** WHAT YOU ARE ASKED TO DO **
Copy out all lines that carry the word "object".

** RECORD EXCERPTS **
--- Start ---
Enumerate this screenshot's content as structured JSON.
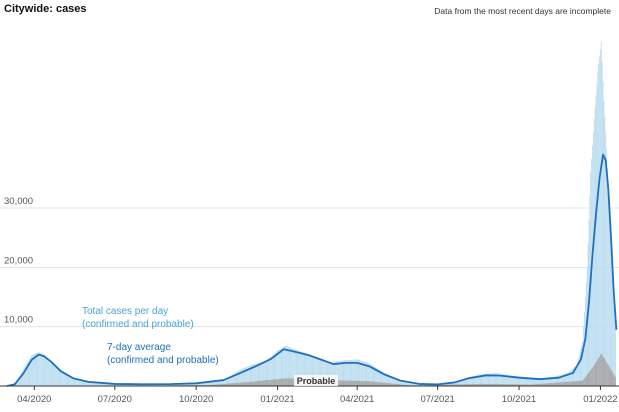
{
  "title": "Citywide: cases",
  "note": "Data from the most recent days are incomplete",
  "chart_data": {
    "type": "bar",
    "title": "Citywide: cases",
    "y_ticks": [
      10000,
      20000,
      30000
    ],
    "y_tick_labels": [
      "10,000",
      "20,000",
      "30,000"
    ],
    "ylim": [
      0,
      60000
    ],
    "x_ticks": [
      "2020-04-01",
      "2020-07-01",
      "2020-10-01",
      "2021-01-01",
      "2021-04-01",
      "2021-07-01",
      "2021-10-01",
      "2022-01-01"
    ],
    "x_tick_labels": [
      "04/2020",
      "07/2020",
      "10/2020",
      "01/2021",
      "04/2021",
      "07/2021",
      "10/2021",
      "01/2022"
    ],
    "xlim": [
      "2020-02-29",
      "2022-01-22"
    ],
    "grid": true,
    "series": [
      {
        "name": "Total cases per day (confirmed and probable)",
        "style": "bars",
        "color": "#b9dcef",
        "points": [
          [
            "2020-03-01",
            0
          ],
          [
            "2020-03-08",
            200
          ],
          [
            "2020-03-15",
            1500
          ],
          [
            "2020-03-22",
            3500
          ],
          [
            "2020-03-29",
            5200
          ],
          [
            "2020-04-05",
            5700
          ],
          [
            "2020-04-12",
            5400
          ],
          [
            "2020-04-19",
            4200
          ],
          [
            "2020-04-26",
            3000
          ],
          [
            "2020-05-10",
            1500
          ],
          [
            "2020-05-24",
            900
          ],
          [
            "2020-06-07",
            550
          ],
          [
            "2020-06-28",
            400
          ],
          [
            "2020-08-01",
            300
          ],
          [
            "2020-09-01",
            350
          ],
          [
            "2020-10-01",
            500
          ],
          [
            "2020-10-20",
            700
          ],
          [
            "2020-11-05",
            1300
          ],
          [
            "2020-11-20",
            2800
          ],
          [
            "2020-12-05",
            3700
          ],
          [
            "2020-12-20",
            4300
          ],
          [
            "2021-01-01",
            6000
          ],
          [
            "2021-01-10",
            6800
          ],
          [
            "2021-01-20",
            6200
          ],
          [
            "2021-02-01",
            5600
          ],
          [
            "2021-02-15",
            4800
          ],
          [
            "2021-03-01",
            4000
          ],
          [
            "2021-03-15",
            4300
          ],
          [
            "2021-04-01",
            4500
          ],
          [
            "2021-04-15",
            3800
          ],
          [
            "2021-05-01",
            2300
          ],
          [
            "2021-05-15",
            1200
          ],
          [
            "2021-06-01",
            400
          ],
          [
            "2021-07-01",
            300
          ],
          [
            "2021-07-20",
            700
          ],
          [
            "2021-08-05",
            1500
          ],
          [
            "2021-08-20",
            2000
          ],
          [
            "2021-09-05",
            2200
          ],
          [
            "2021-09-20",
            1800
          ],
          [
            "2021-10-10",
            1500
          ],
          [
            "2021-10-25",
            1300
          ],
          [
            "2021-11-10",
            1600
          ],
          [
            "2021-11-25",
            2200
          ],
          [
            "2021-12-05",
            3500
          ],
          [
            "2021-12-12",
            7500
          ],
          [
            "2021-12-17",
            20000
          ],
          [
            "2021-12-21",
            36000
          ],
          [
            "2021-12-25",
            45000
          ],
          [
            "2021-12-29",
            53000
          ],
          [
            "2022-01-02",
            58000
          ],
          [
            "2022-01-05",
            48000
          ],
          [
            "2022-01-08",
            40000
          ],
          [
            "2022-01-11",
            30000
          ],
          [
            "2022-01-14",
            20000
          ],
          [
            "2022-01-18",
            12000
          ]
        ]
      },
      {
        "name": "Probable",
        "style": "bars",
        "color": "#a6a6a6",
        "points": [
          [
            "2020-03-01",
            0
          ],
          [
            "2020-06-01",
            0
          ],
          [
            "2020-10-15",
            150
          ],
          [
            "2020-12-01",
            700
          ],
          [
            "2021-01-10",
            1300
          ],
          [
            "2021-03-01",
            1000
          ],
          [
            "2021-04-15",
            800
          ],
          [
            "2021-06-01",
            100
          ],
          [
            "2021-08-20",
            350
          ],
          [
            "2021-10-15",
            250
          ],
          [
            "2021-12-12",
            900
          ],
          [
            "2021-12-25",
            3500
          ],
          [
            "2022-01-02",
            5500
          ],
          [
            "2022-01-08",
            4000
          ],
          [
            "2022-01-18",
            1500
          ]
        ]
      },
      {
        "name": "7-day average (confirmed and probable)",
        "style": "line",
        "color": "#1f6fbf",
        "points": [
          [
            "2020-03-01",
            0
          ],
          [
            "2020-03-10",
            300
          ],
          [
            "2020-03-20",
            2200
          ],
          [
            "2020-03-29",
            4400
          ],
          [
            "2020-04-06",
            5300
          ],
          [
            "2020-04-12",
            5000
          ],
          [
            "2020-04-20",
            4100
          ],
          [
            "2020-05-01",
            2500
          ],
          [
            "2020-05-15",
            1300
          ],
          [
            "2020-06-01",
            700
          ],
          [
            "2020-07-01",
            350
          ],
          [
            "2020-08-01",
            300
          ],
          [
            "2020-09-01",
            320
          ],
          [
            "2020-10-01",
            450
          ],
          [
            "2020-11-01",
            1000
          ],
          [
            "2020-11-20",
            2200
          ],
          [
            "2020-12-10",
            3500
          ],
          [
            "2020-12-25",
            4600
          ],
          [
            "2021-01-08",
            6200
          ],
          [
            "2021-01-20",
            5800
          ],
          [
            "2021-02-05",
            5200
          ],
          [
            "2021-02-20",
            4400
          ],
          [
            "2021-03-05",
            3700
          ],
          [
            "2021-03-20",
            3900
          ],
          [
            "2021-04-01",
            3900
          ],
          [
            "2021-04-15",
            3300
          ],
          [
            "2021-05-01",
            2000
          ],
          [
            "2021-05-20",
            900
          ],
          [
            "2021-06-10",
            350
          ],
          [
            "2021-07-01",
            280
          ],
          [
            "2021-07-20",
            600
          ],
          [
            "2021-08-05",
            1300
          ],
          [
            "2021-08-25",
            1800
          ],
          [
            "2021-09-10",
            1750
          ],
          [
            "2021-10-01",
            1400
          ],
          [
            "2021-10-25",
            1150
          ],
          [
            "2021-11-15",
            1400
          ],
          [
            "2021-12-01",
            2200
          ],
          [
            "2021-12-10",
            4500
          ],
          [
            "2021-12-15",
            8000
          ],
          [
            "2021-12-19",
            14000
          ],
          [
            "2021-12-23",
            22000
          ],
          [
            "2021-12-27",
            29000
          ],
          [
            "2021-12-31",
            35000
          ],
          [
            "2022-01-04",
            39000
          ],
          [
            "2022-01-07",
            38000
          ],
          [
            "2022-01-10",
            33000
          ],
          [
            "2022-01-13",
            25000
          ],
          [
            "2022-01-16",
            16000
          ],
          [
            "2022-01-19",
            9500
          ]
        ]
      }
    ],
    "annotations": [
      {
        "series": "Total cases per day (confirmed and probable)",
        "lines": [
          "Total cases per day",
          "(confirmed and probable)"
        ],
        "anchor": "left"
      },
      {
        "series": "7-day average (confirmed and probable)",
        "lines": [
          "7-day average",
          "(confirmed and probable)"
        ],
        "anchor": "left"
      },
      {
        "series": "Probable",
        "lines": [
          "Probable"
        ],
        "anchor": "baseline"
      }
    ],
    "colors": {
      "total": "#b9dcef",
      "probable": "#a6a6a6",
      "average": "#1f6fbf",
      "annotation_total": "#4aa3d8"
    }
  }
}
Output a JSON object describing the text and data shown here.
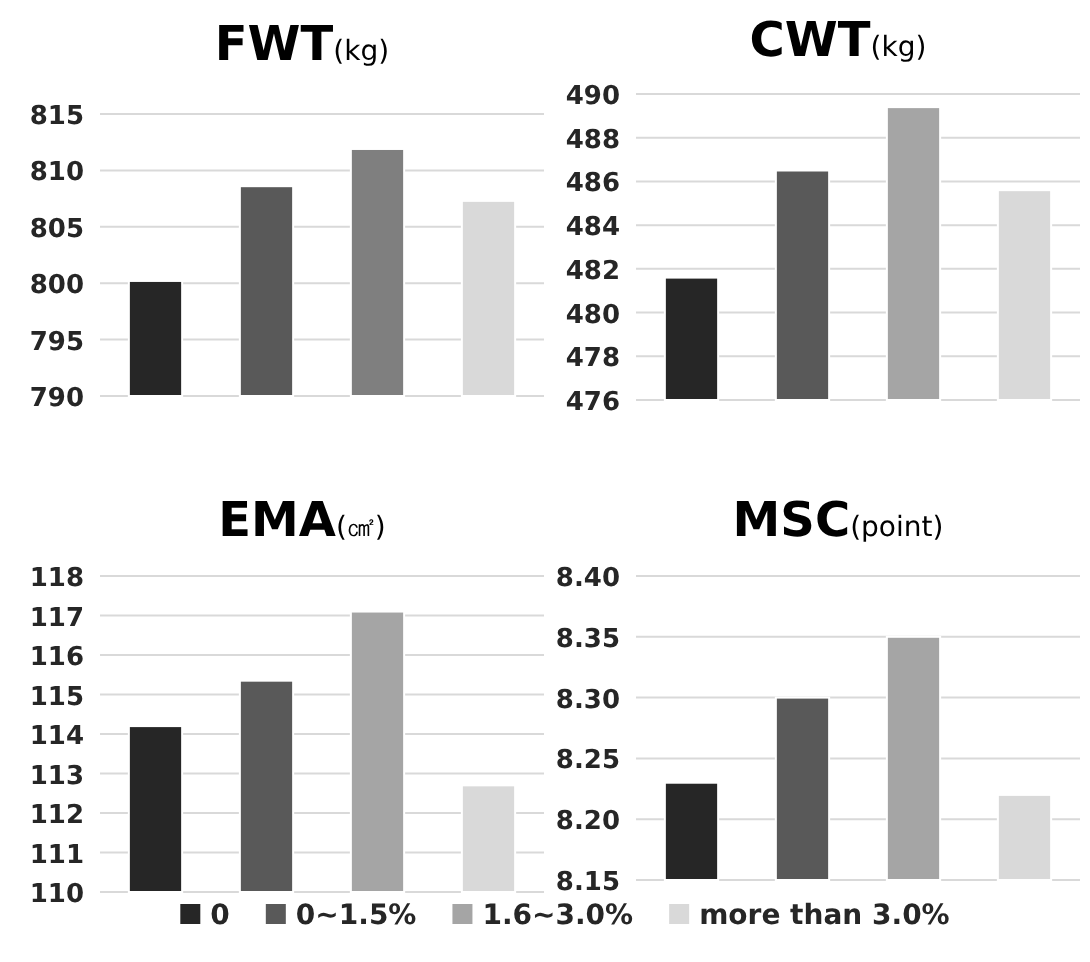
{
  "chart_data": [
    {
      "type": "bar",
      "title": "**FWT**(kg)",
      "categories": [
        null
      ],
      "grid": "y",
      "ylim": [
        790,
        815
      ],
      "yticks": [
        790,
        795,
        800,
        805,
        810,
        815
      ],
      "tick_labels": "y",
      "series": [
        {
          "color": "#262626",
          "values": [
            800.2
          ]
        },
        {
          "color": "#595959",
          "values": [
            808.6
          ]
        },
        {
          "color": "#7f7f7f",
          "values": [
            811.9
          ]
        },
        {
          "color": "#d9d9d9",
          "values": [
            807.3
          ]
        }
      ]
    },
    {
      "type": "bar",
      "title": "**CWT**(kg)",
      "categories": [
        null
      ],
      "grid": "y",
      "ylim": [
        476,
        490
      ],
      "yticks": [
        476,
        478,
        480,
        482,
        484,
        486,
        488,
        490
      ],
      "tick_labels": "y",
      "series": [
        {
          "color": "#262626",
          "values": [
            481.6
          ]
        },
        {
          "color": "#595959",
          "values": [
            486.5
          ]
        },
        {
          "color": "#a5a5a5",
          "values": [
            489.4
          ]
        },
        {
          "color": "#d9d9d9",
          "values": [
            485.6
          ]
        }
      ]
    },
    {
      "type": "bar",
      "title": "**EMA**(㎠)",
      "categories": [
        null
      ],
      "grid": "y",
      "ylim": [
        110,
        118
      ],
      "yticks": [
        110,
        111,
        112,
        113,
        114,
        115,
        116,
        117,
        118
      ],
      "tick_labels": "y",
      "legend": "bottom",
      "series": [
        {
          "name": "0",
          "color": "#262626",
          "values": [
            114.2
          ]
        },
        {
          "name": "0~1.5%",
          "color": "#595959",
          "values": [
            115.35
          ]
        },
        {
          "name": "1.6~3.0%",
          "color": "#a5a5a5",
          "values": [
            117.1
          ]
        },
        {
          "name": "more than 3.0%",
          "color": "#d9d9d9",
          "values": [
            112.7
          ]
        }
      ]
    },
    {
      "type": "bar",
      "title": "**MSC**(point)",
      "categories": [
        null
      ],
      "grid": "y",
      "ylim": [
        8.15,
        8.4
      ],
      "yticks": [
        {
          "value": 8.15,
          "label": "8.15"
        },
        {
          "value": 8.2,
          "label": "8.20"
        },
        {
          "value": 8.25,
          "label": "8.25"
        },
        {
          "value": 8.3,
          "label": "8.30"
        },
        {
          "value": 8.35,
          "label": "8.35"
        },
        {
          "value": 8.4,
          "label": "8.40"
        }
      ],
      "tick_labels": "y",
      "series": [
        {
          "color": "#262626",
          "values": [
            8.23
          ]
        },
        {
          "color": "#595959",
          "values": [
            8.3
          ]
        },
        {
          "color": "#a5a5a5",
          "values": [
            8.35
          ]
        },
        {
          "color": "#d9d9d9",
          "values": [
            8.22
          ]
        }
      ]
    }
  ]
}
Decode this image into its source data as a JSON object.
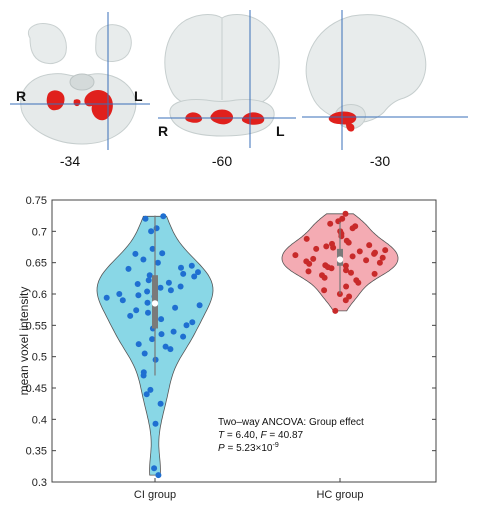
{
  "brain_panels": [
    {
      "view": "axial",
      "slice": "-34",
      "left_label": "R",
      "right_label": "L"
    },
    {
      "view": "coronal",
      "slice": "-60",
      "left_label": "R",
      "right_label": "L"
    },
    {
      "view": "sagittal",
      "slice": "-30"
    }
  ],
  "chart_data": {
    "type": "violin",
    "ylabel": "mean voxel intensity",
    "ylim": [
      0.3,
      0.75
    ],
    "yticks": [
      "0.3",
      "0.35",
      "0.4",
      "0.45",
      "0.5",
      "0.55",
      "0.6",
      "0.65",
      "0.7",
      "0.75"
    ],
    "categories": [
      "CI group",
      "HC group"
    ],
    "series": [
      {
        "name": "CI group",
        "color": "#5bc8dc",
        "point_color": "#1f6fd1",
        "median": 0.585,
        "q1": 0.545,
        "q3": 0.63,
        "whisker": [
          0.47,
          0.725
        ],
        "values": [
          0.724,
          0.72,
          0.705,
          0.7,
          0.672,
          0.665,
          0.664,
          0.655,
          0.65,
          0.645,
          0.642,
          0.64,
          0.635,
          0.632,
          0.63,
          0.628,
          0.622,
          0.618,
          0.616,
          0.612,
          0.61,
          0.606,
          0.604,
          0.6,
          0.598,
          0.596,
          0.594,
          0.59,
          0.586,
          0.582,
          0.578,
          0.574,
          0.57,
          0.565,
          0.56,
          0.555,
          0.55,
          0.545,
          0.54,
          0.536,
          0.532,
          0.528,
          0.52,
          0.516,
          0.512,
          0.505,
          0.495,
          0.475,
          0.47,
          0.447,
          0.44,
          0.425,
          0.393,
          0.322,
          0.311
        ]
      },
      {
        "name": "HC group",
        "color": "#f08a96",
        "point_color": "#c82a2a",
        "median": 0.655,
        "q1": 0.645,
        "q3": 0.672,
        "whisker": [
          0.6,
          0.715
        ],
        "values": [
          0.728,
          0.72,
          0.716,
          0.712,
          0.708,
          0.705,
          0.7,
          0.696,
          0.692,
          0.688,
          0.685,
          0.682,
          0.68,
          0.678,
          0.676,
          0.674,
          0.672,
          0.67,
          0.668,
          0.666,
          0.664,
          0.662,
          0.66,
          0.658,
          0.656,
          0.654,
          0.652,
          0.65,
          0.648,
          0.646,
          0.645,
          0.643,
          0.641,
          0.638,
          0.636,
          0.634,
          0.632,
          0.63,
          0.626,
          0.622,
          0.618,
          0.612,
          0.606,
          0.6,
          0.596,
          0.59,
          0.573
        ]
      }
    ],
    "annotation": {
      "line1": "Two–way ANCOVA: Group effect",
      "line2_t": "T",
      "line2_mid": " = 6.40, ",
      "line2_f": "F",
      "line2_end": " = 40.87",
      "line3_p": "P",
      "line3_mid": " = 5.23×10",
      "line3_exp": "-9"
    }
  }
}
--- End ---
** REPLY **
Output a JSON object describing the text and data shown here.
Decode this image into its source data as a JSON object.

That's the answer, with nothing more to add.